— Start of Listed records —
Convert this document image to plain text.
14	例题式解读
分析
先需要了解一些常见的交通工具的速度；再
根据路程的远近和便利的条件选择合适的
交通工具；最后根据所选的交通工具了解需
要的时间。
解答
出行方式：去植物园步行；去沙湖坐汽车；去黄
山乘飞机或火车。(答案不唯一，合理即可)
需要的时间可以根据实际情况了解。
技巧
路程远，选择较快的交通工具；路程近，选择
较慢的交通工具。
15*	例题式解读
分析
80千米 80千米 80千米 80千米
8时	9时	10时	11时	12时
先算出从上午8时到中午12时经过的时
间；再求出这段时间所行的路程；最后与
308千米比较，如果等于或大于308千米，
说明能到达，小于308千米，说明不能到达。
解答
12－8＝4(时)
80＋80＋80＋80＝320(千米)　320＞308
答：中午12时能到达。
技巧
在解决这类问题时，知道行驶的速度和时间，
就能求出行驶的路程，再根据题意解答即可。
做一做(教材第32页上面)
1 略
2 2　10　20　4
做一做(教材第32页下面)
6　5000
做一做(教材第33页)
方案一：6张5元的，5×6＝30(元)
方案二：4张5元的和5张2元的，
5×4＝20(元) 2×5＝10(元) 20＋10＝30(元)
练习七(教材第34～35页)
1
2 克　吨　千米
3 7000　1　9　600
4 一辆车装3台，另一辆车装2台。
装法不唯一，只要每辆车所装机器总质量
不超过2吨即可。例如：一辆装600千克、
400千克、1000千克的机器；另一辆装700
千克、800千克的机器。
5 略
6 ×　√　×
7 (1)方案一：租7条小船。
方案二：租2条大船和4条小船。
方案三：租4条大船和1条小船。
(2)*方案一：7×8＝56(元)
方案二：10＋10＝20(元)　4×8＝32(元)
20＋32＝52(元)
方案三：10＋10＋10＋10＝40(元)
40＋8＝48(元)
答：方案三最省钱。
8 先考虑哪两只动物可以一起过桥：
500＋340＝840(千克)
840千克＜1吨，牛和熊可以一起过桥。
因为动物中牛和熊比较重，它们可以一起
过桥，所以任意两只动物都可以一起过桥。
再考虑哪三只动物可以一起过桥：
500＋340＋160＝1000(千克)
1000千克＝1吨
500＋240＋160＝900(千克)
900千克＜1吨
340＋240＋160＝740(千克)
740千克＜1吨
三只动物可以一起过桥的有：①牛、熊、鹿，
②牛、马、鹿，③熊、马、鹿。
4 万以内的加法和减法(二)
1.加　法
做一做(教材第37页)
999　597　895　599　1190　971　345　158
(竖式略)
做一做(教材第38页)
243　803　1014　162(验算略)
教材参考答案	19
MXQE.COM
— End of Listed records —
| Written request |
Retype the records above exactly.

| The completed task |
Convert this document image to plain text.
14	例题式解读
分析
先需要了解一些常见的交通工具的速度；再
根据路程的远近和便利的条件选择合适的
交通工具；最后根据所选的交通工具了解需
要的时间。
解答
出行方式：去植物园步行；去沙湖坐汽车；去黄
山乘飞机或火车。(答案不唯一，合理即可)
需要的时间可以根据实际情况了解。
技巧
路程远，选择较快的交通工具；路程近，选择
较慢的交通工具。
15*	例题式解读
分析
80千米 80千米 80千米 80千米
8时	9时	10时	11时	12时
先算出从上午8时到中午12时经过的时
间；再求出这段时间所行的路程；最后与
308千米比较，如果等于或大于308千米，
说明能到达，小于308千米，说明不能到达。
解答
12－8＝4(时)
80＋80＋80＋80＝320(千米)　320＞308
答：中午12时能到达。
技巧
在解决这类问题时，知道行驶的速度和时间，
就能求出行驶的路程，再根据题意解答即可。
做一做(教材第32页上面)
1 略
2 2　10　20　4
做一做(教材第32页下面)
6　5000
做一做(教材第33页)
方案一：6张5元的，5×6＝30(元)
方案二：4张5元的和5张2元的，
5×4＝20(元) 2×5＝10(元) 20＋10＝30(元)
练习七(教材第34～35页)
1
2 克　吨　千米
3 7000　1　9　600
4 一辆车装3台，另一辆车装2台。
装法不唯一，只要每辆车所装机器总质量
不超过2吨即可。例如：一辆装600千克、
400千克、1000千克的机器；另一辆装700
千克、800千克的机器。
5 略
6 ×　√　×
7 (1)方案一：租7条小船。
方案二：租2条大船和4条小船。
方案三：租4条大船和1条小船。
(2)*方案一：7×8＝56(元)
方案二：10＋10＝20(元)　4×8＝32(元)
20＋32＝52(元)
方案三：10＋10＋10＋10＝40(元)
40＋8＝48(元)
答：方案三最省钱。
8 先考虑哪两只动物可以一起过桥：
500＋340＝840(千克)
840千克＜1吨，牛和熊可以一起过桥。
因为动物中牛和熊比较重，它们可以一起
过桥，所以任意两只动物都可以一起过桥。
再考虑哪三只动物可以一起过桥：
500＋340＋160＝1000(千克)
1000千克＝1吨
500＋240＋160＝900(千克)
900千克＜1吨
340＋240＋160＝740(千克)
740千克＜1吨
三只动物可以一起过桥的有：①牛、熊、鹿，
②牛、马、鹿，③熊、马、鹿。
4 万以内的加法和减法(二)
1.加　法
做一做(教材第37页)
999　597　895　599　1190　971　345　158
(竖式略)
做一做(教材第38页)
243　803　1014　162(验算略)
教材参考答案	19
MXQE.COM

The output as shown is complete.